*Goal of the exercise:*
Print the listing below exactly.

— START Data shown —

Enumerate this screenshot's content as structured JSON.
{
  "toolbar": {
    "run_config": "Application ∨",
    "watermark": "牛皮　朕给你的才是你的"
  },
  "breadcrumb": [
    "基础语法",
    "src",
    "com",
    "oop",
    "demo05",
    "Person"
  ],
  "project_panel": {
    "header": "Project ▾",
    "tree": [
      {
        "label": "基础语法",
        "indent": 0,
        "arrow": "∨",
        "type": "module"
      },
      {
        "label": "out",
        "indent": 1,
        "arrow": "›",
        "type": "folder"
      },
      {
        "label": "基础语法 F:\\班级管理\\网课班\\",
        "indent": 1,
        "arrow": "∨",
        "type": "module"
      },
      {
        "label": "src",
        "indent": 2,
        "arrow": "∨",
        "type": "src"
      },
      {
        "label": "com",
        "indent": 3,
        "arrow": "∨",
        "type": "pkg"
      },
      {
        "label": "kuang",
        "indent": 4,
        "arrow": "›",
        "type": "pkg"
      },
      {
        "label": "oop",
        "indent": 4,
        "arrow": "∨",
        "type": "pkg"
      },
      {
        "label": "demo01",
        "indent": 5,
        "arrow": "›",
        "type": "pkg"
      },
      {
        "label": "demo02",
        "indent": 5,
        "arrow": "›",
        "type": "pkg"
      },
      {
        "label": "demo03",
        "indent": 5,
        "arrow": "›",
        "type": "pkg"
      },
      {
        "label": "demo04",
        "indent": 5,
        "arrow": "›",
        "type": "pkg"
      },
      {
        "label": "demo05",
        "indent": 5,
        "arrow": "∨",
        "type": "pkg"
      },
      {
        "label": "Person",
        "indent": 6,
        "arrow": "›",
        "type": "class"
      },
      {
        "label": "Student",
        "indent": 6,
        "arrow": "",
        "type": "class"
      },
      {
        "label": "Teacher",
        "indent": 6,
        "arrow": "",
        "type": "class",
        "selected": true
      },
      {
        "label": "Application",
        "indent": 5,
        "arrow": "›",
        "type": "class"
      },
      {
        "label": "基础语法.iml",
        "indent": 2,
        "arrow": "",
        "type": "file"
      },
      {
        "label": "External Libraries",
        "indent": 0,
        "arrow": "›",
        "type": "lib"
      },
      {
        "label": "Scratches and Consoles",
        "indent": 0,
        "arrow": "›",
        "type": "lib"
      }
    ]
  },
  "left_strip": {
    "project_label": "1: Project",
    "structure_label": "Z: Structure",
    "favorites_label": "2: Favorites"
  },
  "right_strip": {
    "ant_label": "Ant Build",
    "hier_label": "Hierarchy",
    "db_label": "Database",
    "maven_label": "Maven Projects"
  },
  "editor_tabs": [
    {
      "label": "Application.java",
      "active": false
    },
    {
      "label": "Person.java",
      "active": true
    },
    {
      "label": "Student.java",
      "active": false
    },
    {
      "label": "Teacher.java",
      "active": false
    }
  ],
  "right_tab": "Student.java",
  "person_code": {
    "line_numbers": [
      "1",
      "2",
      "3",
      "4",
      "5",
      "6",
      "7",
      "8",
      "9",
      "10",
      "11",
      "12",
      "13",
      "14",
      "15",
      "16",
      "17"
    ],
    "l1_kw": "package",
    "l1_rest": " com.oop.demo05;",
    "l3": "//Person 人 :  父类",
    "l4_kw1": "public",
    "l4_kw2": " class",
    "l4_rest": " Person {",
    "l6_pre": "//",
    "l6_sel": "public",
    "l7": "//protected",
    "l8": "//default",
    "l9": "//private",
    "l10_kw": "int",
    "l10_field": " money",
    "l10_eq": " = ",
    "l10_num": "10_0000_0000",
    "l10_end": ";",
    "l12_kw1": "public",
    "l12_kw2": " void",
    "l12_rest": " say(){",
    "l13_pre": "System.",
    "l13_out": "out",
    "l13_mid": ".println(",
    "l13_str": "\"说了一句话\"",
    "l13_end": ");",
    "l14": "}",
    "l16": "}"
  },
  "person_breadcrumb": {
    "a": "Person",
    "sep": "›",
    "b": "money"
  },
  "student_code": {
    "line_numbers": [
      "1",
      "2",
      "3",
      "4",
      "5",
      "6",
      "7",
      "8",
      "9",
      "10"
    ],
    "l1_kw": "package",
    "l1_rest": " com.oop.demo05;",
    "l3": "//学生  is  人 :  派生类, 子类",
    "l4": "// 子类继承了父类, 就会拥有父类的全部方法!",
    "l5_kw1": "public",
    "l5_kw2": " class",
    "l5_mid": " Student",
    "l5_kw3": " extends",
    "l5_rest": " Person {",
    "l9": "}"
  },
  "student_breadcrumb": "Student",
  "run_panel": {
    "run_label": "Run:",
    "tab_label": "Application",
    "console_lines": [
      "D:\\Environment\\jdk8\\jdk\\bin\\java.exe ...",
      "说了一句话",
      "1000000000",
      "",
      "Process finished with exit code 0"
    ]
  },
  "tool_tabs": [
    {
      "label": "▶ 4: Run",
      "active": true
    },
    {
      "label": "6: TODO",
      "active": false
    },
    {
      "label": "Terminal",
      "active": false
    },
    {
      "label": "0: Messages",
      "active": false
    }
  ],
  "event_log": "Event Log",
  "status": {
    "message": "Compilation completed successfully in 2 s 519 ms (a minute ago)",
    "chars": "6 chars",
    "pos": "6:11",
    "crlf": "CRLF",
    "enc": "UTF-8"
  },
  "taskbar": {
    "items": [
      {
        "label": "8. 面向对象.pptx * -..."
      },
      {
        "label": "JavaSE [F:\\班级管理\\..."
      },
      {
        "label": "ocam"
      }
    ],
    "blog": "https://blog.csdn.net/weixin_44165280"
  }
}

— END Data shown —

*Answer for this exercise:*
Enumerate this screenshot's content as structured JSON.
{
  "toolbar": {
    "run_config": "Application ∨",
    "watermark": "牛皮　朕给你的才是你的"
  },
  "breadcrumb": [
    "基础语法",
    "src",
    "com",
    "oop",
    "demo05",
    "Person"
  ],
  "project_panel": {
    "header": "Project ▾",
    "tree": [
      {
        "label": "基础语法",
        "indent": 0,
        "arrow": "∨",
        "type": "module"
      },
      {
        "label": "out",
        "indent": 1,
        "arrow": "›",
        "type": "folder"
      },
      {
        "label": "基础语法 F:\\班级管理\\网课班\\",
        "indent": 1,
        "arrow": "∨",
        "type": "module"
      },
      {
        "label": "src",
        "indent": 2,
        "arrow": "∨",
        "type": "src"
      },
      {
        "label": "com",
        "indent": 3,
        "arrow": "∨",
        "type": "pkg"
      },
      {
        "label": "kuang",
        "indent": 4,
        "arrow": "›",
        "type": "pkg"
      },
      {
        "label": "oop",
        "indent": 4,
        "arrow": "∨",
        "type": "pkg"
      },
      {
        "label": "demo01",
        "indent": 5,
        "arrow": "›",
        "type": "pkg"
      },
      {
        "label": "demo02",
        "indent": 5,
        "arrow": "›",
        "type": "pkg"
      },
      {
        "label": "demo03",
        "indent": 5,
        "arrow": "›",
        "type": "pkg"
      },
      {
        "label": "demo04",
        "indent": 5,
        "arrow": "›",
        "type": "pkg"
      },
      {
        "label": "demo05",
        "indent": 5,
        "arrow": "∨",
        "type": "pkg"
      },
      {
        "label": "Person",
        "indent": 6,
        "arrow": "›",
        "type": "class"
      },
      {
        "label": "Student",
        "indent": 6,
        "arrow": "",
        "type": "class"
      },
      {
        "label": "Teacher",
        "indent": 6,
        "arrow": "",
        "type": "class",
        "selected": true
      },
      {
        "label": "Application",
        "indent": 5,
        "arrow": "›",
        "type": "class"
      },
      {
        "label": "基础语法.iml",
        "indent": 2,
        "arrow": "",
        "type": "file"
      },
      {
        "label": "External Libraries",
        "indent": 0,
        "arrow": "›",
        "type": "lib"
      },
      {
        "label": "Scratches and Consoles",
        "indent": 0,
        "arrow": "›",
        "type": "lib"
      }
    ]
  },
  "left_strip": {
    "project_label": "1: Project",
    "structure_label": "Z: Structure",
    "favorites_label": "2: Favorites"
  },
  "right_strip": {
    "ant_label": "Ant Build",
    "hier_label": "Hierarchy",
    "db_label": "Database",
    "maven_label": "Maven Projects"
  },
  "editor_tabs": [
    {
      "label": "Application.java",
      "active": false
    },
    {
      "label": "Person.java",
      "active": true
    },
    {
      "label": "Student.java",
      "active": false
    },
    {
      "label": "Teacher.java",
      "active": false
    }
  ],
  "right_tab": "Student.java",
  "person_code": {
    "line_numbers": [
      "1",
      "2",
      "3",
      "4",
      "5",
      "6",
      "7",
      "8",
      "9",
      "10",
      "11",
      "12",
      "13",
      "14",
      "15",
      "16",
      "17"
    ],
    "l1_kw": "package",
    "l1_rest": " com.oop.demo05;",
    "l3": "//Person 人 :  父类",
    "l4_kw1": "public",
    "l4_kw2": " class",
    "l4_rest": " Person {",
    "l6_pre": "//",
    "l6_sel": "public",
    "l7": "//protected",
    "l8": "//default",
    "l9": "//private",
    "l10_kw": "int",
    "l10_field": " money",
    "l10_eq": " = ",
    "l10_num": "10_0000_0000",
    "l10_end": ";",
    "l12_kw1": "public",
    "l12_kw2": " void",
    "l12_rest": " say(){",
    "l13_pre": "System.",
    "l13_out": "out",
    "l13_mid": ".println(",
    "l13_str": "\"说了一句话\"",
    "l13_end": ");",
    "l14": "}",
    "l16": "}"
  },
  "person_breadcrumb": {
    "a": "Person",
    "sep": "›",
    "b": "money"
  },
  "student_code": {
    "line_numbers": [
      "1",
      "2",
      "3",
      "4",
      "5",
      "6",
      "7",
      "8",
      "9",
      "10"
    ],
    "l1_kw": "package",
    "l1_rest": " com.oop.demo05;",
    "l3": "//学生  is  人 :  派生类, 子类",
    "l4": "// 子类继承了父类, 就会拥有父类的全部方法!",
    "l5_kw1": "public",
    "l5_kw2": " class",
    "l5_mid": " Student",
    "l5_kw3": " extends",
    "l5_rest": " Person {",
    "l9": "}"
  },
  "student_breadcrumb": "Student",
  "run_panel": {
    "run_label": "Run:",
    "tab_label": "Application",
    "console_lines": [
      "D:\\Environment\\jdk8\\jdk\\bin\\java.exe ...",
      "说了一句话",
      "1000000000",
      "",
      "Process finished with exit code 0"
    ]
  },
  "tool_tabs": [
    {
      "label": "▶ 4: Run",
      "active": true
    },
    {
      "label": "6: TODO",
      "active": false
    },
    {
      "label": "Terminal",
      "active": false
    },
    {
      "label": "0: Messages",
      "active": false
    }
  ],
  "event_log": "Event Log",
  "status": {
    "message": "Compilation completed successfully in 2 s 519 ms (a minute ago)",
    "chars": "6 chars",
    "pos": "6:11",
    "crlf": "CRLF",
    "enc": "UTF-8"
  },
  "taskbar": {
    "items": [
      {
        "label": "8. 面向对象.pptx * -..."
      },
      {
        "label": "JavaSE [F:\\班级管理\\..."
      },
      {
        "label": "ocam"
      }
    ],
    "blog": "https://blog.csdn.net/weixin_44165280"
  }
}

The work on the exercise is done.